Data excerpts:
┄┄┄┄┄┄

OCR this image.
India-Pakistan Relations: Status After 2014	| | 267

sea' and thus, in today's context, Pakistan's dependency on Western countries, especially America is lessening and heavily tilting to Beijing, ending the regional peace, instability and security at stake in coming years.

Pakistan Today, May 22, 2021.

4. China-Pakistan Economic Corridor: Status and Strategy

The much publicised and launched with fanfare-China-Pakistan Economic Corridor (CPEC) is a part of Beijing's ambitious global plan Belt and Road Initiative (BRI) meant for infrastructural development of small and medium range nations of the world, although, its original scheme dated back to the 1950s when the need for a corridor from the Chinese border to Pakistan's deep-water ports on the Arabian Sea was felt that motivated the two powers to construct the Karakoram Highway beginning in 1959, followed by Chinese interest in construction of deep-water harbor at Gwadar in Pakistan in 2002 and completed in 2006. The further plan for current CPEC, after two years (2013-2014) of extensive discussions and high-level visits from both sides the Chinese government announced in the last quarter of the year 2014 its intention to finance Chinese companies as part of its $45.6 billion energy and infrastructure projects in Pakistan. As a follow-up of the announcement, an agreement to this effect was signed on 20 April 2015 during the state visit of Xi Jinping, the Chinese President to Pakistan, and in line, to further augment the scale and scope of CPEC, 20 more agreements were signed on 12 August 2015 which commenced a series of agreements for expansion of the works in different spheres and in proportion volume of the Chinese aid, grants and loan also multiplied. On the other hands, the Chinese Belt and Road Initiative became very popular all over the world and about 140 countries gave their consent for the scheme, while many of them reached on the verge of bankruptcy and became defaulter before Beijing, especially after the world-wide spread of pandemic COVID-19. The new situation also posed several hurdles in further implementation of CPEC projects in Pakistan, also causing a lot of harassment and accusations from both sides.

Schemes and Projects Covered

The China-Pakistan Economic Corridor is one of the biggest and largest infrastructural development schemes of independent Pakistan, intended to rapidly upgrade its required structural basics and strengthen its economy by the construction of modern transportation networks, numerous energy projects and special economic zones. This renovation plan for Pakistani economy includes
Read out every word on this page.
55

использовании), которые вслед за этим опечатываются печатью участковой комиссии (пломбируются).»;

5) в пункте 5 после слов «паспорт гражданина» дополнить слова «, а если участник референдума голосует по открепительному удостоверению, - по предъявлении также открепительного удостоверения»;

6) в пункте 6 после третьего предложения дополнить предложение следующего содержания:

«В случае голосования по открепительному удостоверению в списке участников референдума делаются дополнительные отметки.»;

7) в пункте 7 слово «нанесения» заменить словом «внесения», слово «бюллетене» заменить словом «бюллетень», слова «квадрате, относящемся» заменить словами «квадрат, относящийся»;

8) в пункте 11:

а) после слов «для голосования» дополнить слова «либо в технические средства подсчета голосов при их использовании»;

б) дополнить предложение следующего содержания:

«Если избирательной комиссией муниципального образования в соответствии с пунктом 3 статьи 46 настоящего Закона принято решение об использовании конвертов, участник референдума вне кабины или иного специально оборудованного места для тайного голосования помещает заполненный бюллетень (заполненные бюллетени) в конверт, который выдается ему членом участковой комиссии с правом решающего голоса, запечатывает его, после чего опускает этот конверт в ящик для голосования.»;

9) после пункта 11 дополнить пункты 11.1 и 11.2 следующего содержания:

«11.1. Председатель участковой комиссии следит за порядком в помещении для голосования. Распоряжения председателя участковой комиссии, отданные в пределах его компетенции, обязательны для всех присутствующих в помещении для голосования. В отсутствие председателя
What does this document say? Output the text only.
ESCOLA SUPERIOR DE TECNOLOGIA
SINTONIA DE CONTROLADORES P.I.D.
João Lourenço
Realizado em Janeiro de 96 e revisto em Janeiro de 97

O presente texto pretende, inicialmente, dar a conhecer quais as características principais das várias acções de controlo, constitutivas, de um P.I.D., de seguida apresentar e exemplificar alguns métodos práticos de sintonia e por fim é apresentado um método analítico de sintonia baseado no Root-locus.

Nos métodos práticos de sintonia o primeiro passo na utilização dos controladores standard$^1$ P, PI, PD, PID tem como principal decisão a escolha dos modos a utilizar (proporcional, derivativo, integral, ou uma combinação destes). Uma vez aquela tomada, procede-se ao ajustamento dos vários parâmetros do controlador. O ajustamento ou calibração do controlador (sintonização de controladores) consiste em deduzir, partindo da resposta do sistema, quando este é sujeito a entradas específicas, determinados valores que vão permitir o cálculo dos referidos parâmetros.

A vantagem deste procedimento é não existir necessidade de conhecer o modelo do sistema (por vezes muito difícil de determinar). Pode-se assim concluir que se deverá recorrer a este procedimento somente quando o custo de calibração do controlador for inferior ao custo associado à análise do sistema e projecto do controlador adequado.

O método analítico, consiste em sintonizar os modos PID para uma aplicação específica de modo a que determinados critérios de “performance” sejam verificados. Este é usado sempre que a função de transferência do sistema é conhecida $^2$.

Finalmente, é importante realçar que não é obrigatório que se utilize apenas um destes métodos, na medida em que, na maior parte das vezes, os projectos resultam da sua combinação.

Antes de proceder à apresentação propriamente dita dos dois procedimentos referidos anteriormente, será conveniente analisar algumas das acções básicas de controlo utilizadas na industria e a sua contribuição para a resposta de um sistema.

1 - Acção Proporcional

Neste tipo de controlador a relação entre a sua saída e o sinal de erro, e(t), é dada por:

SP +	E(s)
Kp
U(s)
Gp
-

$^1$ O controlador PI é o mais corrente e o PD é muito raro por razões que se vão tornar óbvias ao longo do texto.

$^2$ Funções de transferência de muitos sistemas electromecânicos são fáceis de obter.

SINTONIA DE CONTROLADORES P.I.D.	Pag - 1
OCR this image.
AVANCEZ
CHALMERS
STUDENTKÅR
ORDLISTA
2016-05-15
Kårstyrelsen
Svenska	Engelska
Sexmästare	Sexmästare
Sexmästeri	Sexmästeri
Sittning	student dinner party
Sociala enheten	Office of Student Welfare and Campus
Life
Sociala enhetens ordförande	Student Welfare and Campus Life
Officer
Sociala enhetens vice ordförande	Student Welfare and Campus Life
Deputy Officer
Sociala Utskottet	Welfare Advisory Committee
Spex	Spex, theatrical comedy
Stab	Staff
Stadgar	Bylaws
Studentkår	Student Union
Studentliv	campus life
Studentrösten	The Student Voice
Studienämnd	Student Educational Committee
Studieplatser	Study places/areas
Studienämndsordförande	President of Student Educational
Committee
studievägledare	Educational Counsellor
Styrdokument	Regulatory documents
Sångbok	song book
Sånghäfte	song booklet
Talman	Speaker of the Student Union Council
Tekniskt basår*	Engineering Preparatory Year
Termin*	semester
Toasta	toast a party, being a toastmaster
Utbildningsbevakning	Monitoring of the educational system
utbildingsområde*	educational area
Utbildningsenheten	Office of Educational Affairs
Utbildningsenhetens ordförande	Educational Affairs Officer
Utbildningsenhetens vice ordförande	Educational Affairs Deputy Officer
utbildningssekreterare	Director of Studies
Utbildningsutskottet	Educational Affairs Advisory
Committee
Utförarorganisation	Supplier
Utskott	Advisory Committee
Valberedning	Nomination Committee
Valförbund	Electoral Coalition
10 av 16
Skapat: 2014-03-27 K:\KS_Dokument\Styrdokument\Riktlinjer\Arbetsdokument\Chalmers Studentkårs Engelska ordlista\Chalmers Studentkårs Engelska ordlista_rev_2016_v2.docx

┄┄┄┄┄┄

Exercise details: Check every line of the entries above for the word "Status" and report how many lines contain it, giving the number only.

Worked solution: 2